What the task asks -> Copy each line exactly. Drop every picture.

(Stored records)
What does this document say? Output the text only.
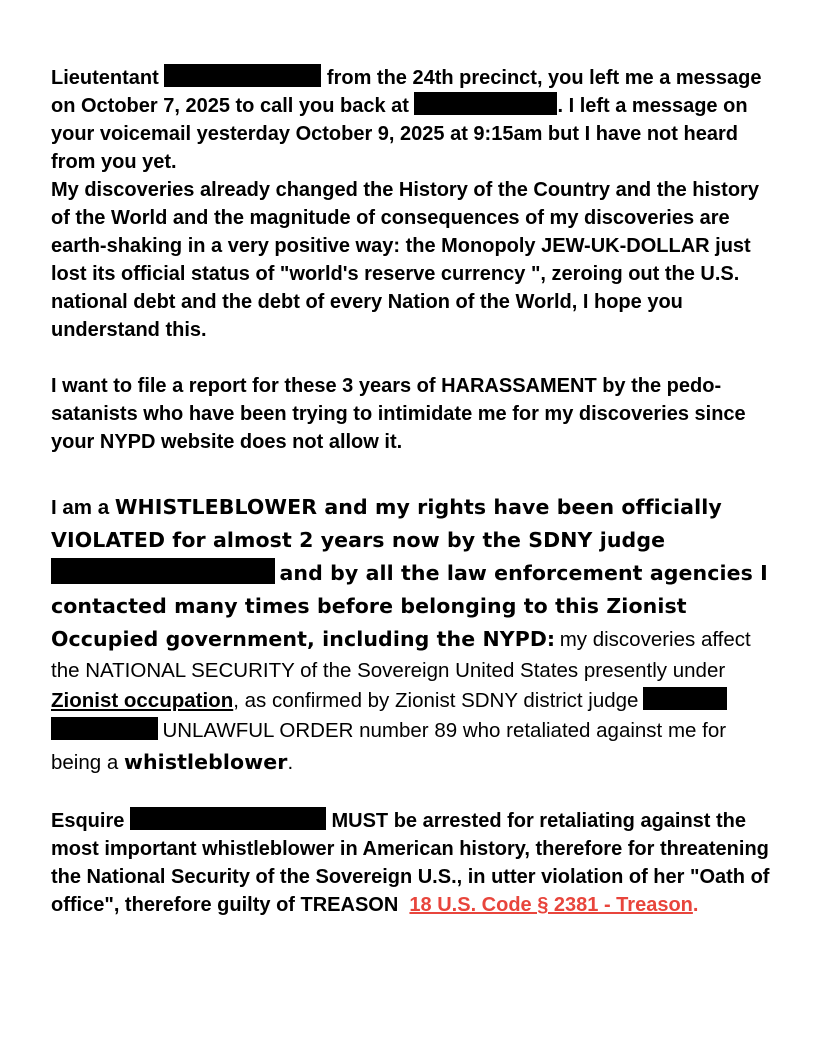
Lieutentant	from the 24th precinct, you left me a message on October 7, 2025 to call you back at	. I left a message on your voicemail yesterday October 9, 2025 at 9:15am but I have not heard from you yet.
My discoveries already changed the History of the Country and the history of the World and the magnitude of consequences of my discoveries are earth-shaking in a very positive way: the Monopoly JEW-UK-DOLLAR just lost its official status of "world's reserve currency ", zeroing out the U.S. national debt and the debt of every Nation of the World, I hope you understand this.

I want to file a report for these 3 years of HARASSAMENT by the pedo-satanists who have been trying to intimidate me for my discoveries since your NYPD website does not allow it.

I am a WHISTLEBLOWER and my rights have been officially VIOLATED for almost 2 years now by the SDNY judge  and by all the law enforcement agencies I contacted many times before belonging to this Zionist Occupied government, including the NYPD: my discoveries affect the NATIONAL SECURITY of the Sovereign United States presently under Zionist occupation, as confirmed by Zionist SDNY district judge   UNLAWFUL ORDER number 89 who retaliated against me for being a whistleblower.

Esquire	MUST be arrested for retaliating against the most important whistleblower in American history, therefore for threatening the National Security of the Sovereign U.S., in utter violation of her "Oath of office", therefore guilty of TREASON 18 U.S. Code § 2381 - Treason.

Solution to this exercise ->
What does this document say? Output the text only.
Lieutentant	from the 24th precinct, you left me a message on October 7, 2025 to call you back at	. I left a message on your voicemail yesterday October 9, 2025 at 9:15am but I have not heard from you yet.
My discoveries already changed the History of the Country and the history of the World and the magnitude of consequences of my discoveries are earth-shaking in a very positive way: the Monopoly JEW-UK-DOLLAR just lost its official status of "world's reserve currency ", zeroing out the U.S. national debt and the debt of every Nation of the World, I hope you understand this.

I want to file a report for these 3 years of HARASSAMENT by the pedo-satanists who have been trying to intimidate me for my discoveries since your NYPD website does not allow it.

I am a WHISTLEBLOWER and my rights have been officially VIOLATED for almost 2 years now by the SDNY judge  and by all the law enforcement agencies I contacted many times before belonging to this Zionist Occupied government, including the NYPD: my discoveries affect the NATIONAL SECURITY of the Sovereign United States presently under Zionist occupation, as confirmed by Zionist SDNY district judge   UNLAWFUL ORDER number 89 who retaliated against me for being a whistleblower.

Esquire	MUST be arrested for retaliating against the most important whistleblower in American history, therefore for threatening the National Security of the Sovereign U.S., in utter violation of her "Oath of office", therefore guilty of TREASON 18 U.S. Code § 2381 - Treason.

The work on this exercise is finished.